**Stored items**
####################

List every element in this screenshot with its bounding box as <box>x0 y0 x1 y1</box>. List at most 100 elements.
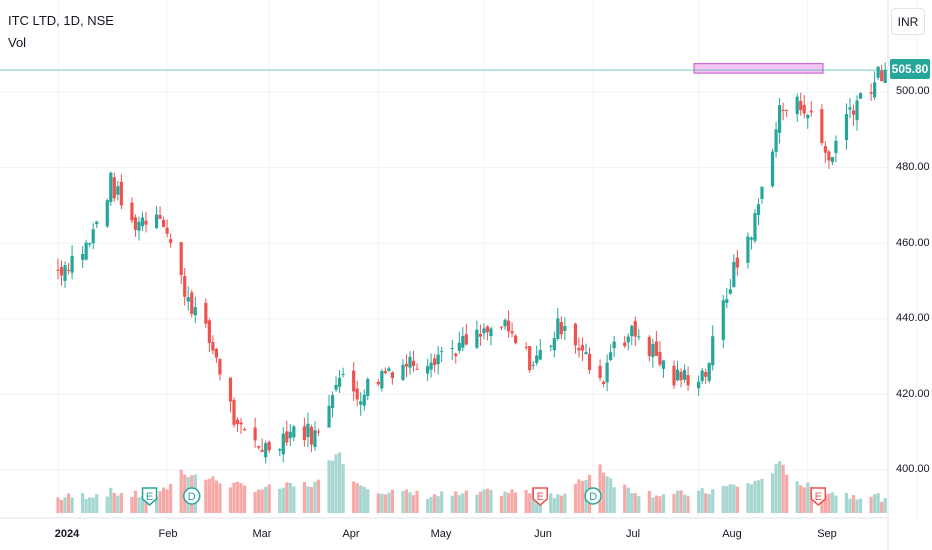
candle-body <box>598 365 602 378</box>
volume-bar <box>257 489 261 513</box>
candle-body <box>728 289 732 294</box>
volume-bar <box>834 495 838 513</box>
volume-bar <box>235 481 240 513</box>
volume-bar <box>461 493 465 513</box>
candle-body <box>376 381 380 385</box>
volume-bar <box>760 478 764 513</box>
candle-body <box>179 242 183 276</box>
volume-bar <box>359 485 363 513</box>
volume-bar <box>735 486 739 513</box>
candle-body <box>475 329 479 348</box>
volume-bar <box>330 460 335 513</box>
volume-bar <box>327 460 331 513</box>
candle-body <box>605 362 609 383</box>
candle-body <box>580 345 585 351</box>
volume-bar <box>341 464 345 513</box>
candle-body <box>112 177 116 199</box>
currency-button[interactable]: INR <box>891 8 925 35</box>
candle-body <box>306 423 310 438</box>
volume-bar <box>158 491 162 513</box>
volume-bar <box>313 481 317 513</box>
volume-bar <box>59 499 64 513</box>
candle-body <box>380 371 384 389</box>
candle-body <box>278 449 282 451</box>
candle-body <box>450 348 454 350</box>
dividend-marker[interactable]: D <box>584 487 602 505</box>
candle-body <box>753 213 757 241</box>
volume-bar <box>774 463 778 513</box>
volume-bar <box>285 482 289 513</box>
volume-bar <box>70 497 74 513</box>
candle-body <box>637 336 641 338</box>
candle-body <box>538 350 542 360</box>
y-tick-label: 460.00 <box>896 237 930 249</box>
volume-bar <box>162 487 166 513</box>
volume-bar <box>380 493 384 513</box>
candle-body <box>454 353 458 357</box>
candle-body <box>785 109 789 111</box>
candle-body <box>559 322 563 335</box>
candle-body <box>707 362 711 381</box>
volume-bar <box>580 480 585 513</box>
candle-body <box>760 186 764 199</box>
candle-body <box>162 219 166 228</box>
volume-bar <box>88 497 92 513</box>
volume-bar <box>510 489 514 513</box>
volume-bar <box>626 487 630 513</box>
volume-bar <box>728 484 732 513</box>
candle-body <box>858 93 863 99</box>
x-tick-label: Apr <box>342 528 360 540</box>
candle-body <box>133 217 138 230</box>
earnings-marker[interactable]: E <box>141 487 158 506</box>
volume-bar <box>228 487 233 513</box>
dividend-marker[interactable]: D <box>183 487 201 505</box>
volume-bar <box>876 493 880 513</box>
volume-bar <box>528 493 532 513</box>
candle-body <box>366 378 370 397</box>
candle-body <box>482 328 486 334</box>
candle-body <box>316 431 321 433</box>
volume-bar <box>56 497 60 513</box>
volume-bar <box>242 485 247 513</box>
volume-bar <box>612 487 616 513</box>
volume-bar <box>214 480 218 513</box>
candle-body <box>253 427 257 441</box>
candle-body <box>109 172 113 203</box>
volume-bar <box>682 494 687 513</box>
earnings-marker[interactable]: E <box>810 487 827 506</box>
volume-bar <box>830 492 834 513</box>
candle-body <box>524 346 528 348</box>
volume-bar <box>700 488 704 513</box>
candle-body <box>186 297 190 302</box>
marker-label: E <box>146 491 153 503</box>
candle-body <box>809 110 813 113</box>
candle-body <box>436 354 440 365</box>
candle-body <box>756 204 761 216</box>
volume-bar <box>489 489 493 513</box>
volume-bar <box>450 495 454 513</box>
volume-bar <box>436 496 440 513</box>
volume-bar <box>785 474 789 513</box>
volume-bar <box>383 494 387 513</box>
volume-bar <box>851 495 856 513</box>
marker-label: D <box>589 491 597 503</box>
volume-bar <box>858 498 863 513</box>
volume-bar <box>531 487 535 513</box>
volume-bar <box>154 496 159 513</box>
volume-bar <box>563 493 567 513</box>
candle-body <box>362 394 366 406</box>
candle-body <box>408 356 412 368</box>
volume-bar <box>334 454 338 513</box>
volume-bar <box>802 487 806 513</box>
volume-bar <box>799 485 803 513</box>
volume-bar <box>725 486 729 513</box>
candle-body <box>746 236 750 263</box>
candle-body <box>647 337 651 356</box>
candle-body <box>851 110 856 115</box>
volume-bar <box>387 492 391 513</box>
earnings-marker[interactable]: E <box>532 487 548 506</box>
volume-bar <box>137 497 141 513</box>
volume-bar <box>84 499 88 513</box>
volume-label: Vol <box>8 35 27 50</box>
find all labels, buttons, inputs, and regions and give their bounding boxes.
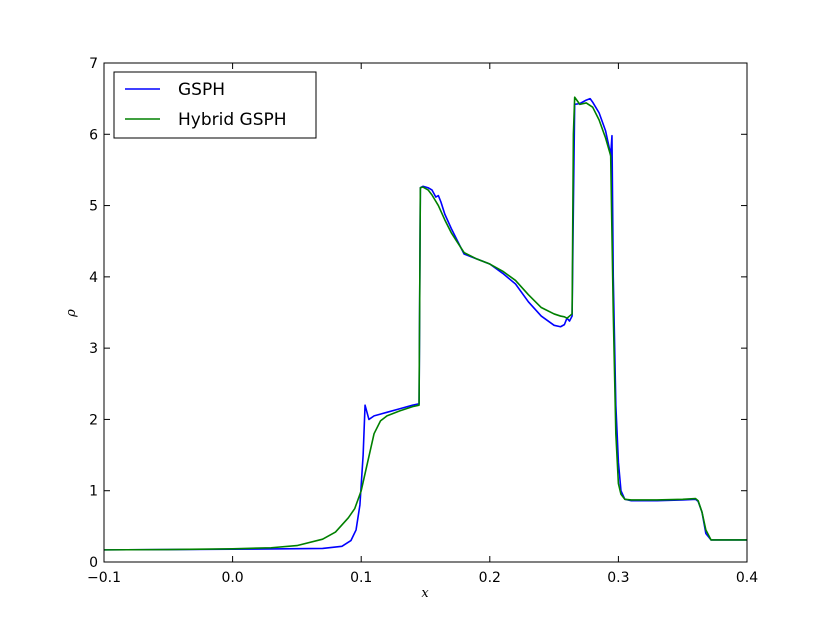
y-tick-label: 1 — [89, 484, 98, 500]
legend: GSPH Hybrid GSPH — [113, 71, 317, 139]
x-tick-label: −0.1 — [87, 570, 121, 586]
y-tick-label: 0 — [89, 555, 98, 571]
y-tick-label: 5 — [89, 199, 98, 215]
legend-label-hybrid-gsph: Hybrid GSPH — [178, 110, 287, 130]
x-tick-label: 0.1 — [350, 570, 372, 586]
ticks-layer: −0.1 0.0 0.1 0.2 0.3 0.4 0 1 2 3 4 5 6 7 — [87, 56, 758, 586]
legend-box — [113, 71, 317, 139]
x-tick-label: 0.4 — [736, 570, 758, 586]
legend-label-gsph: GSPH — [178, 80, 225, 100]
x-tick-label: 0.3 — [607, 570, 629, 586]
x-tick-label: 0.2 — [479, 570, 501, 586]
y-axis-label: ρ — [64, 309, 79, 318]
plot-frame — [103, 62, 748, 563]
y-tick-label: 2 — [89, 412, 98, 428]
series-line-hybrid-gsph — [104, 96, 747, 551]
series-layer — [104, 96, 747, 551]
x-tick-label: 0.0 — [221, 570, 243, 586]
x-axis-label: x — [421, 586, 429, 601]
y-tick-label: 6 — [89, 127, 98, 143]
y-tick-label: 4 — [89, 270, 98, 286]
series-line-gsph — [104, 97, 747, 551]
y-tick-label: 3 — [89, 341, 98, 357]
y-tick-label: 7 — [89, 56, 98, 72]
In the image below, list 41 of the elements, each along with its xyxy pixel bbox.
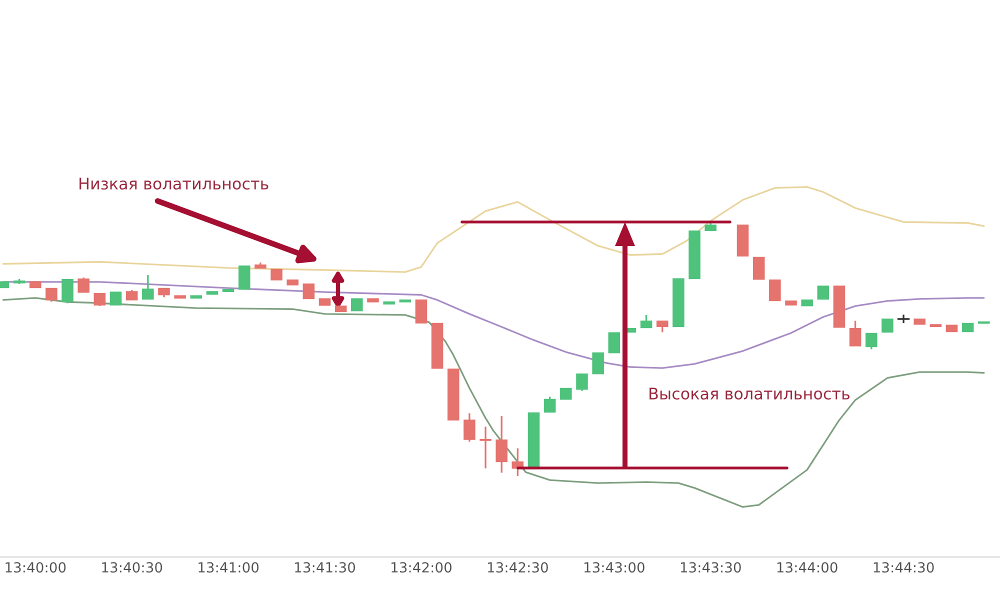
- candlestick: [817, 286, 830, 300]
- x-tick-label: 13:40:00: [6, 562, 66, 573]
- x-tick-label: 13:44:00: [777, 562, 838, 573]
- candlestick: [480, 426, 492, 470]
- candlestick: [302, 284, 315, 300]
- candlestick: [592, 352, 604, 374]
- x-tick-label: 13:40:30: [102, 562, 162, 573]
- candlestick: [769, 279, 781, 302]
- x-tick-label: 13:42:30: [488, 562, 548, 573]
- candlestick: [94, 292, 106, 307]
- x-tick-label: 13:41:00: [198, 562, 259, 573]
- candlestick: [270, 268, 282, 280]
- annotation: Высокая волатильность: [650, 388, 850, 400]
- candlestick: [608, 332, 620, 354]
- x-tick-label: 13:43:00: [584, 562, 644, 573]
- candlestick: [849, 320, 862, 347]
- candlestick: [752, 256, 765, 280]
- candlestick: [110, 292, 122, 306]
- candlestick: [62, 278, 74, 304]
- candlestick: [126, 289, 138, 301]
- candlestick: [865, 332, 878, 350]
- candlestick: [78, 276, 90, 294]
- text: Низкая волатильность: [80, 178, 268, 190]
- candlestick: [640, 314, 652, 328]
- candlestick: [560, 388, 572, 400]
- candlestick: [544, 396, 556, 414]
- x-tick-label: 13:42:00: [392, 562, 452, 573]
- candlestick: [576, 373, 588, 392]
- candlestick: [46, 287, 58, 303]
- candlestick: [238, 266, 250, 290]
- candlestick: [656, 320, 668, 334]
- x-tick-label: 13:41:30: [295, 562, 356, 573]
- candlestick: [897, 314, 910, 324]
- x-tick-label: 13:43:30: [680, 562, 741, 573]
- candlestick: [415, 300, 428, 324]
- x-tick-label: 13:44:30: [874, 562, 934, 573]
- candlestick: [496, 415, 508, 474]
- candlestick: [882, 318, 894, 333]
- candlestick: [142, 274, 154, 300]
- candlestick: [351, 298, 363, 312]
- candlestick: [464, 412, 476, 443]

####################

**TASK TO COMPLETE**
Copy the lines that start with the one containing "- candlestick: [817, 286, 830, 300]" and go on through the one containing "- x-tick-label: 13:41:00: [198, 562, 259, 573]", and swap "x-tick-label" for "time-axis-label" wherever it occurs. Leave everything else unchanged.

**ANSWER TO THIS TASK**
- candlestick: [817, 286, 830, 300]
- time-axis-label: 13:40:00: [6, 562, 66, 573]
- time-axis-label: 13:44:00: [777, 562, 838, 573]
- candlestick: [480, 426, 492, 470]
- candlestick: [302, 284, 315, 300]
- candlestick: [592, 352, 604, 374]
- time-axis-label: 13:40:30: [102, 562, 162, 573]
- candlestick: [769, 279, 781, 302]
- time-axis-label: 13:42:30: [488, 562, 548, 573]
- candlestick: [94, 292, 106, 307]
- time-axis-label: 13:41:00: [198, 562, 259, 573]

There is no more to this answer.